TASK STATEMENT: Your answer should be one number: the count of lines in these entries that hold the word "التى".

RECORDS FOR THIS TASK:
----
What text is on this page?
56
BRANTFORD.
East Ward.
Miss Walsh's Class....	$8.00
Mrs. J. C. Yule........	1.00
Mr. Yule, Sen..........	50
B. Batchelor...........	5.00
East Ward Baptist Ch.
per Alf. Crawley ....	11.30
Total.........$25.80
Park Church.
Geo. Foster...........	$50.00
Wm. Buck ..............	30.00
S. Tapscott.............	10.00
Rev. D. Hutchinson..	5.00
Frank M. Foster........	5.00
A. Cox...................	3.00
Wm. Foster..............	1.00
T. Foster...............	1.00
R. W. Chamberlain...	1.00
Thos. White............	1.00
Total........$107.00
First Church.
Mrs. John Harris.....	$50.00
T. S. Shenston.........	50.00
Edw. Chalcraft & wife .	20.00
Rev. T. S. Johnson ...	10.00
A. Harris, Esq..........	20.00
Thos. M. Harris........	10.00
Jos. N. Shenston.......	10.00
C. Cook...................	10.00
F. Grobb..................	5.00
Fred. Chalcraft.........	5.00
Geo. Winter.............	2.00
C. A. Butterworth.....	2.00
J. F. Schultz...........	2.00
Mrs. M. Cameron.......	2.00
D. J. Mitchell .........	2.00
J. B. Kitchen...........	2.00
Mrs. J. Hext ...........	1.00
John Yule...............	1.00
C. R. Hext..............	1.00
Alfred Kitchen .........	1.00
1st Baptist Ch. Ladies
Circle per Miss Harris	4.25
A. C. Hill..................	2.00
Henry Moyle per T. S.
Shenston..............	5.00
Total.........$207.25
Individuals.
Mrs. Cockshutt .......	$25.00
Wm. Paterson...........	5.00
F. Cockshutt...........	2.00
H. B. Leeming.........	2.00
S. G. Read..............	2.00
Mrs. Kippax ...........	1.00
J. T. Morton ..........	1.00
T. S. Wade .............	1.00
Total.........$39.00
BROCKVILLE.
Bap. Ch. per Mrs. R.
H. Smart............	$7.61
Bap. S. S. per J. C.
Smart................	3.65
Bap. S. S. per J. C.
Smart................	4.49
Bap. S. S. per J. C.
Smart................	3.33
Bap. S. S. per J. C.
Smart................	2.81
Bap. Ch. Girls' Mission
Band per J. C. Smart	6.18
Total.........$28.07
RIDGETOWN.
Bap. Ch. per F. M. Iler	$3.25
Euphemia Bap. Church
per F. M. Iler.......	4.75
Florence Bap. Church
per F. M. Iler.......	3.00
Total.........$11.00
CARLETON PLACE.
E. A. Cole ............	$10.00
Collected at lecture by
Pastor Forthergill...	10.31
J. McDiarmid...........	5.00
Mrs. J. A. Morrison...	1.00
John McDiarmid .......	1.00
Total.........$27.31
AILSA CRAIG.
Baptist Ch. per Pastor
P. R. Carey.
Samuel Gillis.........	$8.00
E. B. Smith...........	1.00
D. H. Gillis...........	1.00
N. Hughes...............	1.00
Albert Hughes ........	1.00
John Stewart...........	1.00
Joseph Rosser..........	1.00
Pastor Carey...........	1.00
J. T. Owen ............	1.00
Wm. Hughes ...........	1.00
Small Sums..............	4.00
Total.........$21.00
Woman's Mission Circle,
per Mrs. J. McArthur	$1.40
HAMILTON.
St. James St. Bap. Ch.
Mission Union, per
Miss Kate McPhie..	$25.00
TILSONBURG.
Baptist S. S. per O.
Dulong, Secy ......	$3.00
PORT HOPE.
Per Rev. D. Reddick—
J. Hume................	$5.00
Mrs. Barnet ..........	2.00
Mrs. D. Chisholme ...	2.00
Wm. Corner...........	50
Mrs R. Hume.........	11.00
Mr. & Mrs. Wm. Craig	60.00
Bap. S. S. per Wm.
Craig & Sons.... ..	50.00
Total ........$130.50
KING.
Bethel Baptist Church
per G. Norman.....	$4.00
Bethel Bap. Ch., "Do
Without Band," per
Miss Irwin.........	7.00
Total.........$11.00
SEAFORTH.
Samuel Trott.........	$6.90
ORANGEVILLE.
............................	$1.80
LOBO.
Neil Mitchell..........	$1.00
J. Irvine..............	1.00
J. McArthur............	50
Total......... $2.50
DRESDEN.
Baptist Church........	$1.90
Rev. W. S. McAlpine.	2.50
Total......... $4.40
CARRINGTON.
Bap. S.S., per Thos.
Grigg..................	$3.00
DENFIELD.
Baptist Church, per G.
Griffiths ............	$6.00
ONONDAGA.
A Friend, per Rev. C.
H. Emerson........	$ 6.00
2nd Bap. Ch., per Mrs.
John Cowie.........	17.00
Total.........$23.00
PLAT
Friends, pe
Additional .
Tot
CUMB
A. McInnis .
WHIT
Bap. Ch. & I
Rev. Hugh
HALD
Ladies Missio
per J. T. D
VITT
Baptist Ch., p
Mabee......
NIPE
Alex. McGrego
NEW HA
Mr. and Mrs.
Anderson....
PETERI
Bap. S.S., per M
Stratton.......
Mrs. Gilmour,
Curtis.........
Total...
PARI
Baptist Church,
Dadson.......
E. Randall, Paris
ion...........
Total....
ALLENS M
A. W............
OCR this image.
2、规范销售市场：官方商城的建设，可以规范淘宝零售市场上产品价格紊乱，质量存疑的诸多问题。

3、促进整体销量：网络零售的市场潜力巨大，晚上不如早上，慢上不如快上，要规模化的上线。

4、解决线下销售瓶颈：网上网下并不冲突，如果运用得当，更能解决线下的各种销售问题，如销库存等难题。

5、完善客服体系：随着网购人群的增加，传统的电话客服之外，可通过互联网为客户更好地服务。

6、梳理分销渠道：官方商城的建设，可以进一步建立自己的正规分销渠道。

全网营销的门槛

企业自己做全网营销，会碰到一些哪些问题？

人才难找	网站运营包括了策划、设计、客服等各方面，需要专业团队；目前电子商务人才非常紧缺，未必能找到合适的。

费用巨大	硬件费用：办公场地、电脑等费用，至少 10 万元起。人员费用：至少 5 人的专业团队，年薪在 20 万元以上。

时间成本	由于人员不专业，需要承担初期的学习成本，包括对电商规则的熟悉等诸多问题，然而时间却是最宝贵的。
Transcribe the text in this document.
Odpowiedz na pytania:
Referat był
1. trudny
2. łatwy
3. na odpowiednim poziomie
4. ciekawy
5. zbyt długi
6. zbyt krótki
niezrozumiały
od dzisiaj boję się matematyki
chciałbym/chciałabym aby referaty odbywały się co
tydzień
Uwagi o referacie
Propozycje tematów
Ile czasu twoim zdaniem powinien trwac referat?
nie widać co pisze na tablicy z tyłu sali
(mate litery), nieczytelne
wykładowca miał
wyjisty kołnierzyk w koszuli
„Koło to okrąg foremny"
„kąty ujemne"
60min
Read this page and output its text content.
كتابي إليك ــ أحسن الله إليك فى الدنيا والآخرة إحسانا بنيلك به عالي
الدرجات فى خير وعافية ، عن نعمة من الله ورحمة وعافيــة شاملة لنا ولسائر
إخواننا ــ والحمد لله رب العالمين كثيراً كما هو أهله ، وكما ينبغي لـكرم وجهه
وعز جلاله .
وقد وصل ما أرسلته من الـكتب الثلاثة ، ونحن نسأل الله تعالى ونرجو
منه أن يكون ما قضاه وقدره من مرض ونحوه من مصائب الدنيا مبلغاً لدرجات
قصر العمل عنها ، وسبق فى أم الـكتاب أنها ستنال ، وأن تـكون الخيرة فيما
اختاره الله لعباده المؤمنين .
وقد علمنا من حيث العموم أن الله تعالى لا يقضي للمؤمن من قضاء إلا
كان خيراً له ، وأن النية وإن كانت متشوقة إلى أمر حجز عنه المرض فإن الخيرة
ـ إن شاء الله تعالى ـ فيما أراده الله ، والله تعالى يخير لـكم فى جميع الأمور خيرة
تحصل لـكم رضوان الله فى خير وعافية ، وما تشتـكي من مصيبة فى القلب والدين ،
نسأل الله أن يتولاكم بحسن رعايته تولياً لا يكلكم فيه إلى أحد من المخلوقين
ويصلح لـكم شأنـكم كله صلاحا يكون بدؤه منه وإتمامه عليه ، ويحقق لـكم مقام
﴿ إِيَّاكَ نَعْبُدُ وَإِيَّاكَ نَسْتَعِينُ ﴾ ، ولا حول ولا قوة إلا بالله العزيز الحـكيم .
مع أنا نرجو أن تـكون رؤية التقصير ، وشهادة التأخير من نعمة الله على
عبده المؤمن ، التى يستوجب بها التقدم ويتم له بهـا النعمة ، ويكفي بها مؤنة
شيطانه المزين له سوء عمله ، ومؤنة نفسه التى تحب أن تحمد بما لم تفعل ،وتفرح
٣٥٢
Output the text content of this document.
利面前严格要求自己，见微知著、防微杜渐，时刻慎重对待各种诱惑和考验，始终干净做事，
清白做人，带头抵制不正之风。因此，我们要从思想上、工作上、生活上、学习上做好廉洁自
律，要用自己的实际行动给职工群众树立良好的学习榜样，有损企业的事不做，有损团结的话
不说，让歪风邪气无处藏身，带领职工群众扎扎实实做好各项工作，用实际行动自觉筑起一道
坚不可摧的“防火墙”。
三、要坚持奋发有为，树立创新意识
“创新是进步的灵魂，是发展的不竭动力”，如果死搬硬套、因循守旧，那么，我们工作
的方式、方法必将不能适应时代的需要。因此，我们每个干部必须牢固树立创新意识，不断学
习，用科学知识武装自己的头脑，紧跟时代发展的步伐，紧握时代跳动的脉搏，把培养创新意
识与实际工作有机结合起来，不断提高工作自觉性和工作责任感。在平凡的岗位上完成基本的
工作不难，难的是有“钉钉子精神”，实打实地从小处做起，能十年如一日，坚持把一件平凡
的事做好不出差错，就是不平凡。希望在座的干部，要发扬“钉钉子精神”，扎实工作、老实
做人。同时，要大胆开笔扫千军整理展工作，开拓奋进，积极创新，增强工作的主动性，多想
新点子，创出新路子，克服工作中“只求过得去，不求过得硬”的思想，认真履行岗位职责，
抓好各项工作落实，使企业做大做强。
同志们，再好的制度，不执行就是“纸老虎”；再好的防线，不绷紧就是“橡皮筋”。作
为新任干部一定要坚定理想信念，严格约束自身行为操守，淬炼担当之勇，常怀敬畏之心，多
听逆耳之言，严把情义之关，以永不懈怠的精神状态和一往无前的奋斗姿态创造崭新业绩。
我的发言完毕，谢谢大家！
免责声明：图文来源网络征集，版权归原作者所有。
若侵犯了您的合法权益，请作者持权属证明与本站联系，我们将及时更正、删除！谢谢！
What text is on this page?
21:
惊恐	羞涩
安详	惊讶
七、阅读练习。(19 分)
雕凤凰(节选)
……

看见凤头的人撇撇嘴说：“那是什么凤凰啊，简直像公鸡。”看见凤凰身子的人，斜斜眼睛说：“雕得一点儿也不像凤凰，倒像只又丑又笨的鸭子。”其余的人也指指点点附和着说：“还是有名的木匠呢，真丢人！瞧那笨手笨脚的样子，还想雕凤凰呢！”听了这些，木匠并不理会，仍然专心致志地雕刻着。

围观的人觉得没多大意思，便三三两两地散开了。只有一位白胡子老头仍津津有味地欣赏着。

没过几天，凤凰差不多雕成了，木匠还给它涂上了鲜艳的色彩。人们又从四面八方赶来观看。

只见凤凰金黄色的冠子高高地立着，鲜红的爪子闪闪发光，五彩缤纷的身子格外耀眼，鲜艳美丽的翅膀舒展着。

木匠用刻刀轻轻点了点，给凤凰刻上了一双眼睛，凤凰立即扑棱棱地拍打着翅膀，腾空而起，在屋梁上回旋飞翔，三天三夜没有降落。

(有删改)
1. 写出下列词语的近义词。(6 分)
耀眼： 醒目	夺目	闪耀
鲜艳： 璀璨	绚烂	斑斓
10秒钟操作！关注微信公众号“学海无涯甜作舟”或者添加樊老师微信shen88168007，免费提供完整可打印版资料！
----
WRITTEN REPLY: 2